- Exercise task -
Locate and copy each line in the data that contains the word "marker".

[Structured figure records]

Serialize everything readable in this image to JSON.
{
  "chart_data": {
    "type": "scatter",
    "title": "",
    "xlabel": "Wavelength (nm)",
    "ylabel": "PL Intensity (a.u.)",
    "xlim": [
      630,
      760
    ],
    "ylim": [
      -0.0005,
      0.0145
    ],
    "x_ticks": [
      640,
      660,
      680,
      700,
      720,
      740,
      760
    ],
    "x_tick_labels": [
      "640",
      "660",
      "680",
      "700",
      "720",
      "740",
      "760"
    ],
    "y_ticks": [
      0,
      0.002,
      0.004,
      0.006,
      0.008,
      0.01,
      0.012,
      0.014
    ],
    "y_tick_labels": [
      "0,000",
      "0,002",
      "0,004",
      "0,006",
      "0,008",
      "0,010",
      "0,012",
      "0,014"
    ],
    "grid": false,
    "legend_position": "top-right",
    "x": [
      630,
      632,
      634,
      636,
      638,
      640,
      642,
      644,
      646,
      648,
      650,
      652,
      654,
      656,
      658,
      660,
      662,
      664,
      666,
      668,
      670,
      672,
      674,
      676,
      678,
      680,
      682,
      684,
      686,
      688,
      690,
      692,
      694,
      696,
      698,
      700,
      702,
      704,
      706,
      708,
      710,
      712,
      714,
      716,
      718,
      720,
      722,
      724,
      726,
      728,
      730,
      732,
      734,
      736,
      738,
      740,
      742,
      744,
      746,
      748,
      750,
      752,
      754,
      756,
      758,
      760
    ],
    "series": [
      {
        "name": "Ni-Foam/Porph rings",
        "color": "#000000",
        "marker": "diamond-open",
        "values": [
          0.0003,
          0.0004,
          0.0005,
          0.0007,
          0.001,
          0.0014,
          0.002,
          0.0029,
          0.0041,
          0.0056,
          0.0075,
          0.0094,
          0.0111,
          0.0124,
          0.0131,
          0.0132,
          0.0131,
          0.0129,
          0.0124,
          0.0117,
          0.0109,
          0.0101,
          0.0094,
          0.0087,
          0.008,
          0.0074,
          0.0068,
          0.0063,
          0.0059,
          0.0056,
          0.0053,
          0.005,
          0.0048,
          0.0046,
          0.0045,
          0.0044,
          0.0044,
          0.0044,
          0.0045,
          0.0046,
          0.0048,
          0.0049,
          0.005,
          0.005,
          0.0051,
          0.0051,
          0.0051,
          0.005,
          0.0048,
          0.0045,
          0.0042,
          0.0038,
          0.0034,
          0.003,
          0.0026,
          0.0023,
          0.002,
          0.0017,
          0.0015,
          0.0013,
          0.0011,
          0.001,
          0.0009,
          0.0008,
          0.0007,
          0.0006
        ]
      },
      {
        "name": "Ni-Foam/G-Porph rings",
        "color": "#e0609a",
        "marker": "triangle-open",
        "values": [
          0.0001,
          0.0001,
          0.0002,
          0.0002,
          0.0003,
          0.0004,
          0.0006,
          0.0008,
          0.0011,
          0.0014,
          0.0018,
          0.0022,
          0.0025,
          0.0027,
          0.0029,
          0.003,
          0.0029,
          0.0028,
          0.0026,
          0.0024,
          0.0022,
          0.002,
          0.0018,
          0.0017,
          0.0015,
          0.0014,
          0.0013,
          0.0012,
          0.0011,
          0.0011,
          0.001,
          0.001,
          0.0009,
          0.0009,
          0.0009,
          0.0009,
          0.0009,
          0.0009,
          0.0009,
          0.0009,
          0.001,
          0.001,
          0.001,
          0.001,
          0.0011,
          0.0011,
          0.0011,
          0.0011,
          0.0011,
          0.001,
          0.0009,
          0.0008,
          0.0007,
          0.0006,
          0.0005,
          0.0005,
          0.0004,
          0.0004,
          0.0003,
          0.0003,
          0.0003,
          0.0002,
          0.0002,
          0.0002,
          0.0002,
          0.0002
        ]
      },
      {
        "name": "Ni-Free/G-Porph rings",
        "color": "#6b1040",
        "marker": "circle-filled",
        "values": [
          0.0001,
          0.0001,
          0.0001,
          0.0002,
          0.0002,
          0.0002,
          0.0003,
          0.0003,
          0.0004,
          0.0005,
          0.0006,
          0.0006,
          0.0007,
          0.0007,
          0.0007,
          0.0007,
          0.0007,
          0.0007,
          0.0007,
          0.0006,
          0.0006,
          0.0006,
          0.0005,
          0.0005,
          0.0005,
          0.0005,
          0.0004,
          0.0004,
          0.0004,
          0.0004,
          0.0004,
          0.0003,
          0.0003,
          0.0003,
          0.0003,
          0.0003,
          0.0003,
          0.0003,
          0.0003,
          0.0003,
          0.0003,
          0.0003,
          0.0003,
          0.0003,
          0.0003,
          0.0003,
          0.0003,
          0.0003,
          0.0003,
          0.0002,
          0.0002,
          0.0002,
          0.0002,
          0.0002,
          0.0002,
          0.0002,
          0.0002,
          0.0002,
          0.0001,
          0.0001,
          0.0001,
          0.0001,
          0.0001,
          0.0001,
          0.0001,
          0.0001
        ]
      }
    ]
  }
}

- Response to the task -
        "marker": "diamond-open",
        "marker": "triangle-open",
        "marker": "circle-filled",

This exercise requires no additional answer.